Stated goal
Wherever the string "Board" appears in a line, extract that line.

Data supplied
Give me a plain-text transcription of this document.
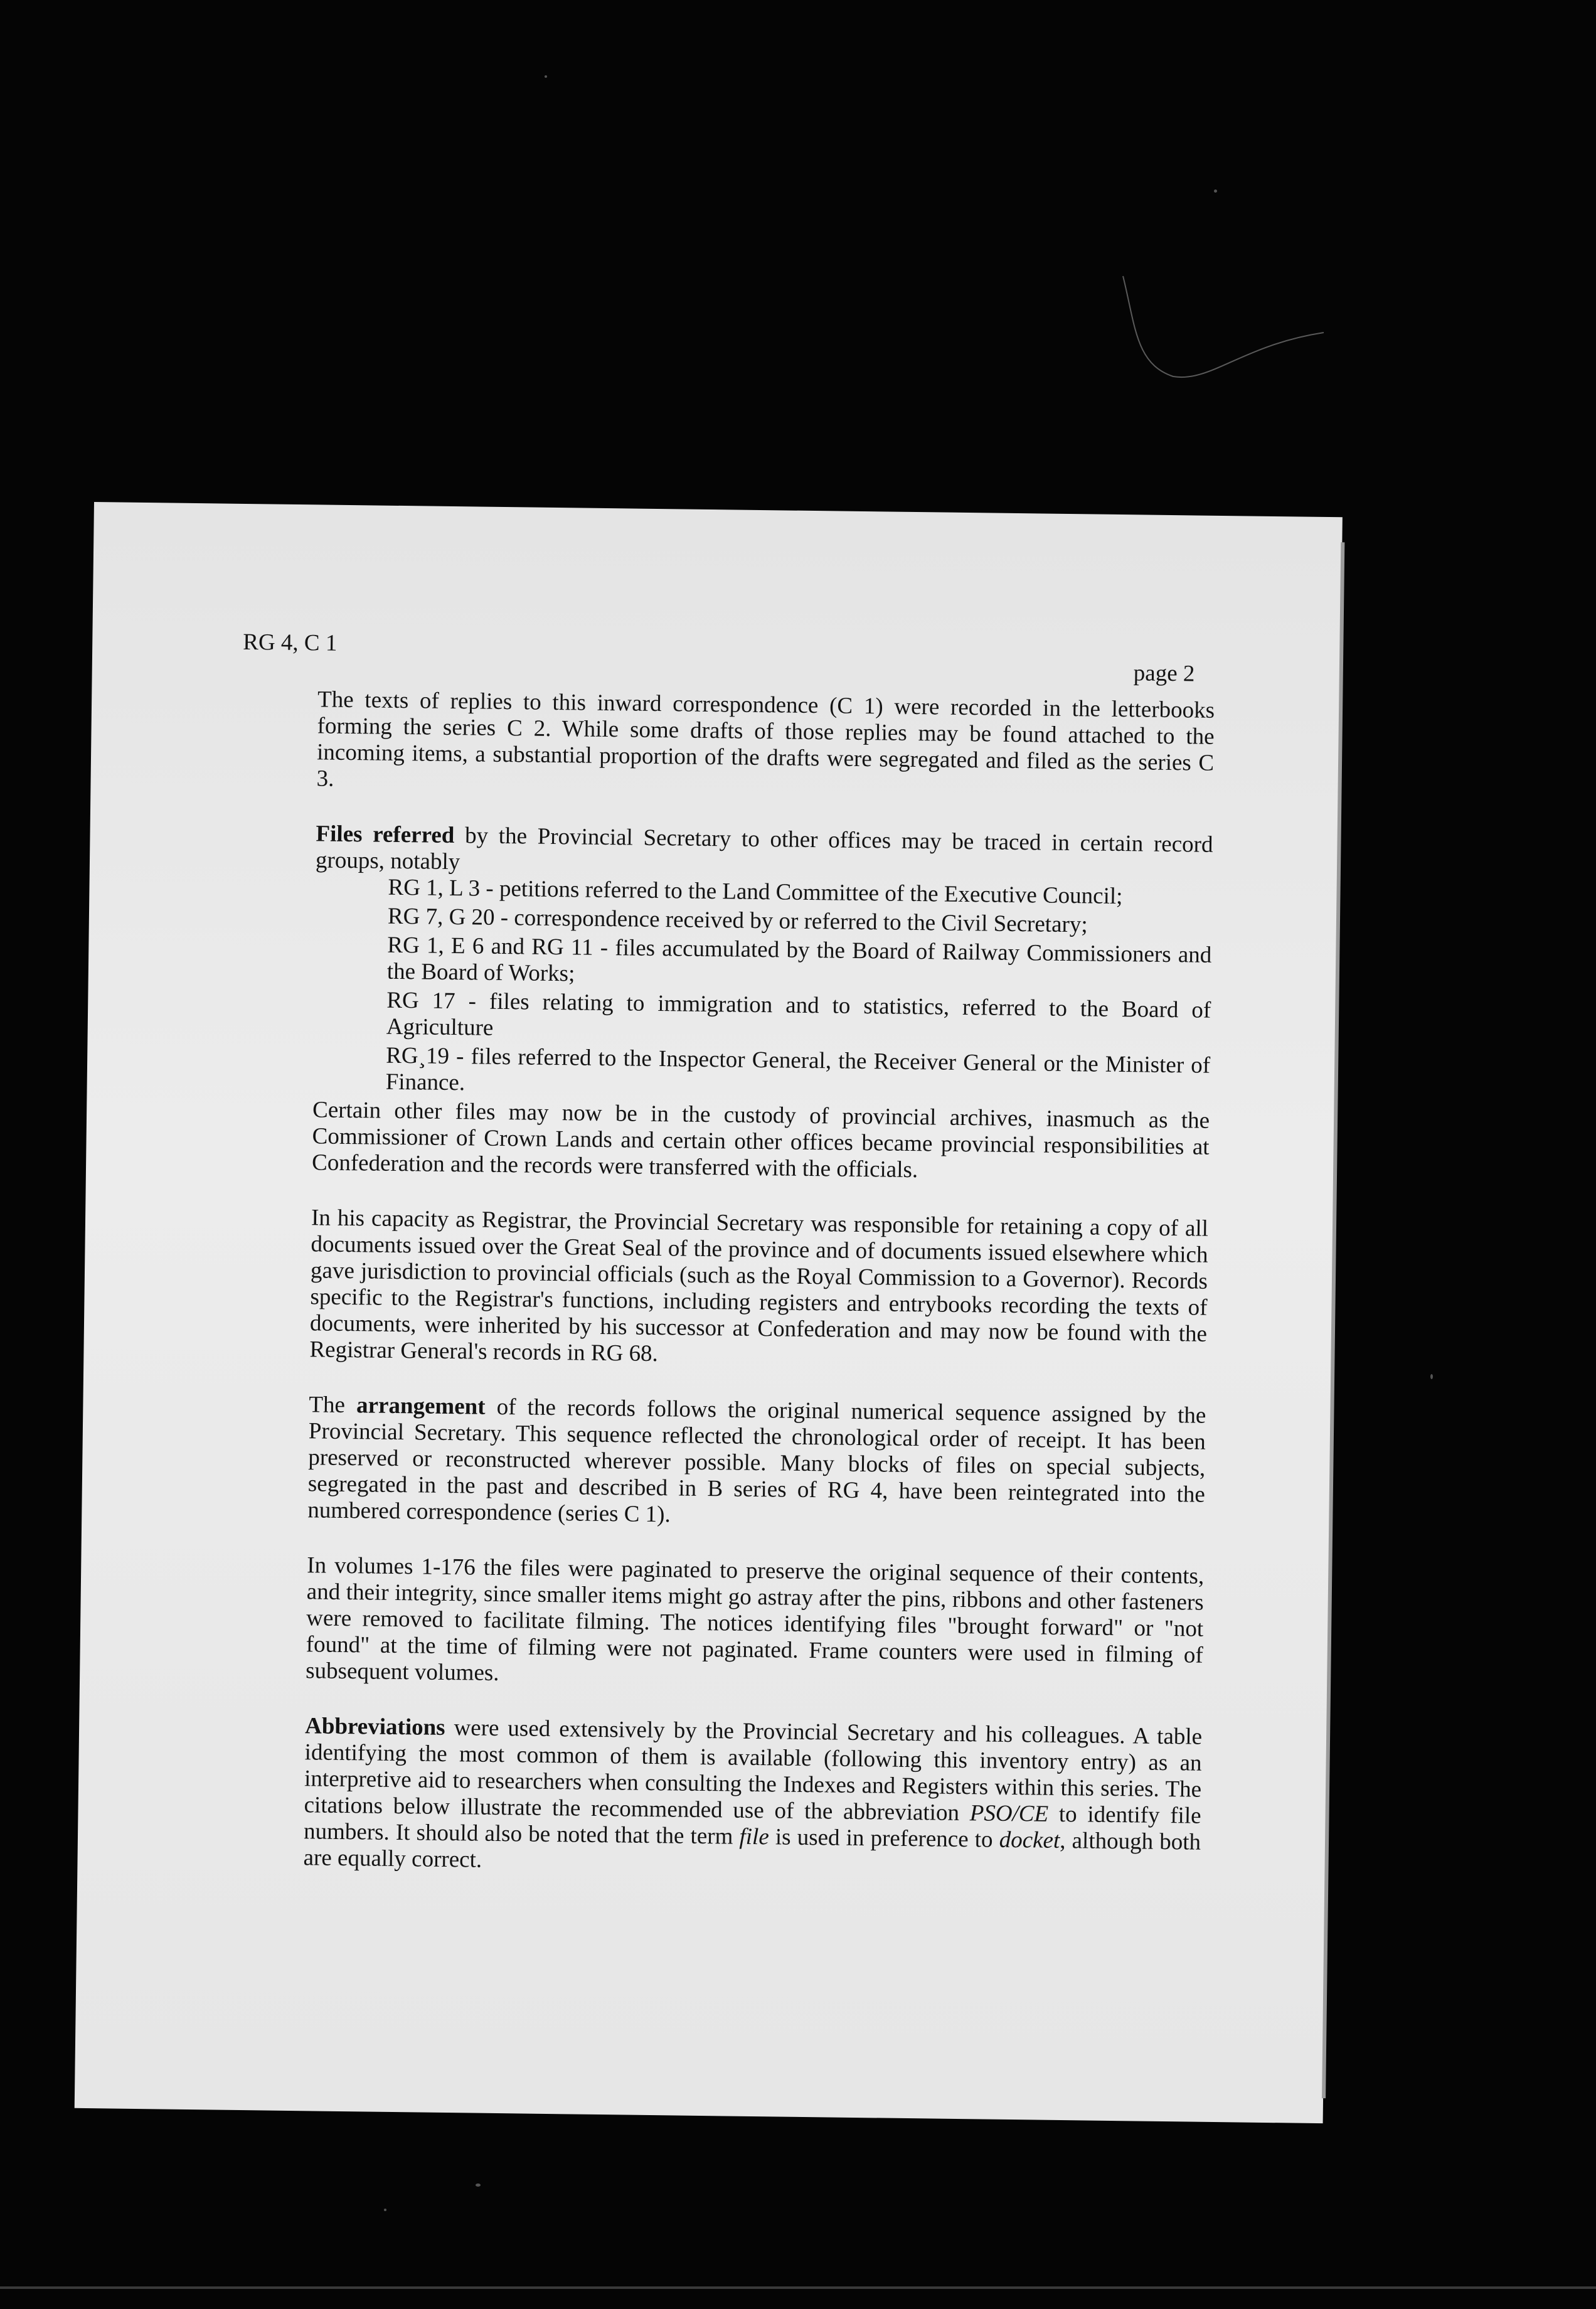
RG 4, C 1

page 2

The texts of replies to this inward correspondence (C 1) were recorded in the letterbooks forming the series C 2. While some drafts of those replies may be found attached to the incoming items, a substantial proportion of the drafts were segregated and filed as the series C 3.

Files referred by the Provincial Secretary to other offices may be traced in certain record groups, notably

RG 1, L 3 - petitions referred to the Land Committee of the Executive Council;
RG 7, G 20 - correspondence received by or referred to the Civil Secretary;
RG 1, E 6 and RG 11 - files accumulated by the Board of Railway Commissioners and the Board of Works;
RG 17 - files relating to immigration and to statistics, referred to the Board of Agriculture
RG¸19 - files referred to the Inspector General, the Receiver General or the Minister of Finance.

Certain other files may now be in the custody of provincial archives, inasmuch as the Commissioner of Crown Lands and certain other offices became provincial responsibilities at Confederation and the records were transferred with the officials.

In his capacity as Registrar, the Provincial Secretary was responsible for retaining a copy of all documents issued over the Great Seal of the province and of documents issued elsewhere which gave jurisdiction to provincial officials (such as the Royal Commission to a Governor). Records specific to the Registrar's functions, including registers and entrybooks recording the texts of documents, were inherited by his successor at Confederation and may now be found with the Registrar General's records in RG 68.

The arrangement of the records follows the original numerical sequence assigned by the Provincial Secretary. This sequence reflected the chronological order of receipt. It has been preserved or reconstructed wherever possible. Many blocks of files on special subjects, segregated in the past and described in B series of RG 4, have been reintegrated into the numbered correspondence (series C 1).

In volumes 1-176 the files were paginated to preserve the original sequence of their contents, and their integrity, since smaller items might go astray after the pins, ribbons and other fasteners were removed to facilitate filming. The notices identifying files "brought forward" or "not found" at the time of filming were not paginated. Frame counters were used in filming of subsequent volumes.

Abbreviations were used extensively by the Provincial Secretary and his colleagues. A table identifying the most common of them is available (following this inventory entry) as an interpretive aid to researchers when consulting the Indexes and Registers within this series. The citations below illustrate the recommended use of the abbreviation PSO/CE to identify file numbers. It should also be noted that the term file is used in preference to docket, although both are equally correct.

The response
RG 1, E 6 and RG 11 - files accumulated by the Board of Railway Commissioners and the Board of Works;
RG 17 - files relating to immigration and to statistics, referred to the Board of Agriculture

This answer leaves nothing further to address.